▶ _What is needed_: Below are records to be output exactly, every one of them.

--- Start of Entries provided ---

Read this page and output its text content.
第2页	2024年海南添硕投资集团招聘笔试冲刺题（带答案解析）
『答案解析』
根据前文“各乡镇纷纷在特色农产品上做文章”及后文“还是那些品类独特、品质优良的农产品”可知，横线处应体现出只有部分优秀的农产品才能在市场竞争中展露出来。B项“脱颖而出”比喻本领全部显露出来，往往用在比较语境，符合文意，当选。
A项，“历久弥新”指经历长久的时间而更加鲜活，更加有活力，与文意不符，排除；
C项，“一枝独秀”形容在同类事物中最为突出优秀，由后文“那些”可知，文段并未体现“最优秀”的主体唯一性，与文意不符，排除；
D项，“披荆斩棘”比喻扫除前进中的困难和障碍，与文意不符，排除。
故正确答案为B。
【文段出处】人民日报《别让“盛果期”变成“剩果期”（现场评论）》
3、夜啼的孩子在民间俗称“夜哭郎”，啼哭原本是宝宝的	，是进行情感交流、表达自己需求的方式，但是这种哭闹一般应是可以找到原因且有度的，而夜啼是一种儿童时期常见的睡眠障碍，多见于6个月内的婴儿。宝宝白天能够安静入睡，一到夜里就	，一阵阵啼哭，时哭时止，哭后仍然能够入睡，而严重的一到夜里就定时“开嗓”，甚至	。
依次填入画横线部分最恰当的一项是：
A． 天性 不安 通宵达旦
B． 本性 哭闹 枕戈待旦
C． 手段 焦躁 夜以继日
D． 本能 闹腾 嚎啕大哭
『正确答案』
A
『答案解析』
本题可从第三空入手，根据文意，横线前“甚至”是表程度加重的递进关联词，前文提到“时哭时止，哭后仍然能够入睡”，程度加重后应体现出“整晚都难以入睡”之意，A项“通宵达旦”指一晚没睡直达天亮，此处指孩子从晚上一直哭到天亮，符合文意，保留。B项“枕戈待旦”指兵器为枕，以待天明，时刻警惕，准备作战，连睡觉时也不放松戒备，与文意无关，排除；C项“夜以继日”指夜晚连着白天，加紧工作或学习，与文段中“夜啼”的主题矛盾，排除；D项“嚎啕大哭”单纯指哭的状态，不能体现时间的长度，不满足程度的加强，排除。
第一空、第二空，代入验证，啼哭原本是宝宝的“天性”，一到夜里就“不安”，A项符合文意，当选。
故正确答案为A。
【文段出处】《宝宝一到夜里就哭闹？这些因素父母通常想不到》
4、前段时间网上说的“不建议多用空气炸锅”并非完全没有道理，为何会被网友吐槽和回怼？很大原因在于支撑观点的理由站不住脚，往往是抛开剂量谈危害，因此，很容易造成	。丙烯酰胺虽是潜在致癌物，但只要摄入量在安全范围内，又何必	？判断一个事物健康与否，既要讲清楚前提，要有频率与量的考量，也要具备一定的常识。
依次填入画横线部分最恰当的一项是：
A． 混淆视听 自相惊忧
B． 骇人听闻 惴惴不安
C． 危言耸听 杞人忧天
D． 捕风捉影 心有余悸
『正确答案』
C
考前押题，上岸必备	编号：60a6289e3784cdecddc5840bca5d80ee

--- End of Entries provided ---

▶ _Answer below_:
Read this page and output its text content.
第2页	2024年海南添硕投资集团招聘笔试冲刺题（带答案解析）
『答案解析』
根据前文“各乡镇纷纷在特色农产品上做文章”及后文“还是那些品类独特、品质优良的农产品”可知，横线处应体现出只有部分优秀的农产品才能在市场竞争中展露出来。B项“脱颖而出”比喻本领全部显露出来，往往用在比较语境，符合文意，当选。
A项，“历久弥新”指经历长久的时间而更加鲜活，更加有活力，与文意不符，排除；
C项，“一枝独秀”形容在同类事物中最为突出优秀，由后文“那些”可知，文段并未体现“最优秀”的主体唯一性，与文意不符，排除；
D项，“披荆斩棘”比喻扫除前进中的困难和障碍，与文意不符，排除。
故正确答案为B。
【文段出处】人民日报《别让“盛果期”变成“剩果期”（现场评论）》
3、夜啼的孩子在民间俗称“夜哭郎”，啼哭原本是宝宝的	，是进行情感交流、表达自己需求的方式，但是这种哭闹一般应是可以找到原因且有度的，而夜啼是一种儿童时期常见的睡眠障碍，多见于6个月内的婴儿。宝宝白天能够安静入睡，一到夜里就	，一阵阵啼哭，时哭时止，哭后仍然能够入睡，而严重的一到夜里就定时“开嗓”，甚至	。
依次填入画横线部分最恰当的一项是：
A． 天性 不安 通宵达旦
B． 本性 哭闹 枕戈待旦
C． 手段 焦躁 夜以继日
D． 本能 闹腾 嚎啕大哭
『正确答案』
A
『答案解析』
本题可从第三空入手，根据文意，横线前“甚至”是表程度加重的递进关联词，前文提到“时哭时止，哭后仍然能够入睡”，程度加重后应体现出“整晚都难以入睡”之意，A项“通宵达旦”指一晚没睡直达天亮，此处指孩子从晚上一直哭到天亮，符合文意，保留。B项“枕戈待旦”指兵器为枕，以待天明，时刻警惕，准备作战，连睡觉时也不放松戒备，与文意无关，排除；C项“夜以继日”指夜晚连着白天，加紧工作或学习，与文段中“夜啼”的主题矛盾，排除；D项“嚎啕大哭”单纯指哭的状态，不能体现时间的长度，不满足程度的加强，排除。
第一空、第二空，代入验证，啼哭原本是宝宝的“天性”，一到夜里就“不安”，A项符合文意，当选。
故正确答案为A。
【文段出处】《宝宝一到夜里就哭闹？这些因素父母通常想不到》
4、前段时间网上说的“不建议多用空气炸锅”并非完全没有道理，为何会被网友吐槽和回怼？很大原因在于支撑观点的理由站不住脚，往往是抛开剂量谈危害，因此，很容易造成	。丙烯酰胺虽是潜在致癌物，但只要摄入量在安全范围内，又何必	？判断一个事物健康与否，既要讲清楚前提，要有频率与量的考量，也要具备一定的常识。
依次填入画横线部分最恰当的一项是：
A． 混淆视听 自相惊忧
B． 骇人听闻 惴惴不安
C． 危言耸听 杞人忧天
D． 捕风捉影 心有余悸
『正确答案』
C
考前押题，上岸必备	编号：60a6289e3784cdecddc5840bca5d80ee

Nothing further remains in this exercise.